Transcribe every line of the records verbatim.

Collection entries
- - - -

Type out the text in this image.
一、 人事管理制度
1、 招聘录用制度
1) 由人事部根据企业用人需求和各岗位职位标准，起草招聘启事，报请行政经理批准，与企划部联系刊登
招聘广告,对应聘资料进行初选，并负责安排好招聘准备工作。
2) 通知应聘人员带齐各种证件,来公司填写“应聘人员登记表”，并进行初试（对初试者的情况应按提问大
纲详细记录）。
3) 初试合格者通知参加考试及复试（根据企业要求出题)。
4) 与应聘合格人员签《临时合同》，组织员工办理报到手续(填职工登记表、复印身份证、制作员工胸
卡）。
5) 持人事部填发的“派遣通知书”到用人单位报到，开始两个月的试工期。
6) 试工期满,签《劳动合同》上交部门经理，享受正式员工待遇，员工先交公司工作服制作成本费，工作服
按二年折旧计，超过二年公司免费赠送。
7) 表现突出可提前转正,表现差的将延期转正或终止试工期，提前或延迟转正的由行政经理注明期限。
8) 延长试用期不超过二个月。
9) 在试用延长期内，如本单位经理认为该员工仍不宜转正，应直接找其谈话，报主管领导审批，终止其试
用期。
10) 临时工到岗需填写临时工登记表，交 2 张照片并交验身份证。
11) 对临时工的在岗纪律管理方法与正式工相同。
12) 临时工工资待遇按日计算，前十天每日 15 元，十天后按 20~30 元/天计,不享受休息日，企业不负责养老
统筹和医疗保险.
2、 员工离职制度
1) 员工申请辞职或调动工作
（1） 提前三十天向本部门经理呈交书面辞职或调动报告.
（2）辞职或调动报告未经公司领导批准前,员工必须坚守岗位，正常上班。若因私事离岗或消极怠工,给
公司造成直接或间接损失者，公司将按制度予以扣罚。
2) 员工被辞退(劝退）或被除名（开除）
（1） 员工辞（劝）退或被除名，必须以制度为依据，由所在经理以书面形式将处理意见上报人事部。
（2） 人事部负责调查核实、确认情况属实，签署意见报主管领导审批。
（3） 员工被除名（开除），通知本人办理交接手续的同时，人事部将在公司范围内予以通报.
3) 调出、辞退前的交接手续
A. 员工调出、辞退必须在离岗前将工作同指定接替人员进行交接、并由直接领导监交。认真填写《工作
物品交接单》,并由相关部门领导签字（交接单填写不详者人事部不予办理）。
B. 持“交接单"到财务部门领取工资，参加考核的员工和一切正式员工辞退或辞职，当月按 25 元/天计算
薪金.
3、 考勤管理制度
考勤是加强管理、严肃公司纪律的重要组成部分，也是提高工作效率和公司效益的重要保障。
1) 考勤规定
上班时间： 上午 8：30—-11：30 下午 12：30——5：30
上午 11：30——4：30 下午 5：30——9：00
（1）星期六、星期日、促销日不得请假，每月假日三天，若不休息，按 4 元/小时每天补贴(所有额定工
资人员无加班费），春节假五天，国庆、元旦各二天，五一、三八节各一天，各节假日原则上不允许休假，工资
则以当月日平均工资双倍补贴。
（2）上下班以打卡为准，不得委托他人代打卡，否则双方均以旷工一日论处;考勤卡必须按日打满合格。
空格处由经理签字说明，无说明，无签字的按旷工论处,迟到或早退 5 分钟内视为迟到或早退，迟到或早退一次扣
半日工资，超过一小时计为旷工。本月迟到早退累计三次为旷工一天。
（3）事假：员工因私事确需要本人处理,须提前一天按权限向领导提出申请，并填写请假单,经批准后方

- - - -

## Complete response
Type out the text in this image.
一、 人事管理制度
1、 招聘录用制度
1) 由人事部根据企业用人需求和各岗位职位标准，起草招聘启事，报请行政经理批准，与企划部联系刊登
招聘广告,对应聘资料进行初选，并负责安排好招聘准备工作。
2) 通知应聘人员带齐各种证件,来公司填写“应聘人员登记表”，并进行初试（对初试者的情况应按提问大
纲详细记录）。
3) 初试合格者通知参加考试及复试（根据企业要求出题)。
4) 与应聘合格人员签《临时合同》，组织员工办理报到手续(填职工登记表、复印身份证、制作员工胸
卡）。
5) 持人事部填发的“派遣通知书”到用人单位报到，开始两个月的试工期。
6) 试工期满,签《劳动合同》上交部门经理，享受正式员工待遇，员工先交公司工作服制作成本费，工作服
按二年折旧计，超过二年公司免费赠送。
7) 表现突出可提前转正,表现差的将延期转正或终止试工期，提前或延迟转正的由行政经理注明期限。
8) 延长试用期不超过二个月。
9) 在试用延长期内，如本单位经理认为该员工仍不宜转正，应直接找其谈话，报主管领导审批，终止其试
用期。
10) 临时工到岗需填写临时工登记表，交 2 张照片并交验身份证。
11) 对临时工的在岗纪律管理方法与正式工相同。
12) 临时工工资待遇按日计算，前十天每日 15 元，十天后按 20~30 元/天计,不享受休息日，企业不负责养老
统筹和医疗保险.
2、 员工离职制度
1) 员工申请辞职或调动工作
（1） 提前三十天向本部门经理呈交书面辞职或调动报告.
（2）辞职或调动报告未经公司领导批准前,员工必须坚守岗位，正常上班。若因私事离岗或消极怠工,给
公司造成直接或间接损失者，公司将按制度予以扣罚。
2) 员工被辞退(劝退）或被除名（开除）
（1） 员工辞（劝）退或被除名，必须以制度为依据，由所在经理以书面形式将处理意见上报人事部。
（2） 人事部负责调查核实、确认情况属实，签署意见报主管领导审批。
（3） 员工被除名（开除），通知本人办理交接手续的同时，人事部将在公司范围内予以通报.
3) 调出、辞退前的交接手续
A. 员工调出、辞退必须在离岗前将工作同指定接替人员进行交接、并由直接领导监交。认真填写《工作
物品交接单》,并由相关部门领导签字（交接单填写不详者人事部不予办理）。
B. 持“交接单"到财务部门领取工资，参加考核的员工和一切正式员工辞退或辞职，当月按 25 元/天计算
薪金.
3、 考勤管理制度
考勤是加强管理、严肃公司纪律的重要组成部分，也是提高工作效率和公司效益的重要保障。
1) 考勤规定
上班时间： 上午 8：30—-11：30 下午 12：30——5：30
上午 11：30——4：30 下午 5：30——9：00
（1）星期六、星期日、促销日不得请假，每月假日三天，若不休息，按 4 元/小时每天补贴(所有额定工
资人员无加班费），春节假五天，国庆、元旦各二天，五一、三八节各一天，各节假日原则上不允许休假，工资
则以当月日平均工资双倍补贴。
（2）上下班以打卡为准，不得委托他人代打卡，否则双方均以旷工一日论处;考勤卡必须按日打满合格。
空格处由经理签字说明，无说明，无签字的按旷工论处,迟到或早退 5 分钟内视为迟到或早退，迟到或早退一次扣
半日工资，超过一小时计为旷工。本月迟到早退累计三次为旷工一天。
（3）事假：员工因私事确需要本人处理,须提前一天按权限向领导提出申请，并填写请假单,经批准后方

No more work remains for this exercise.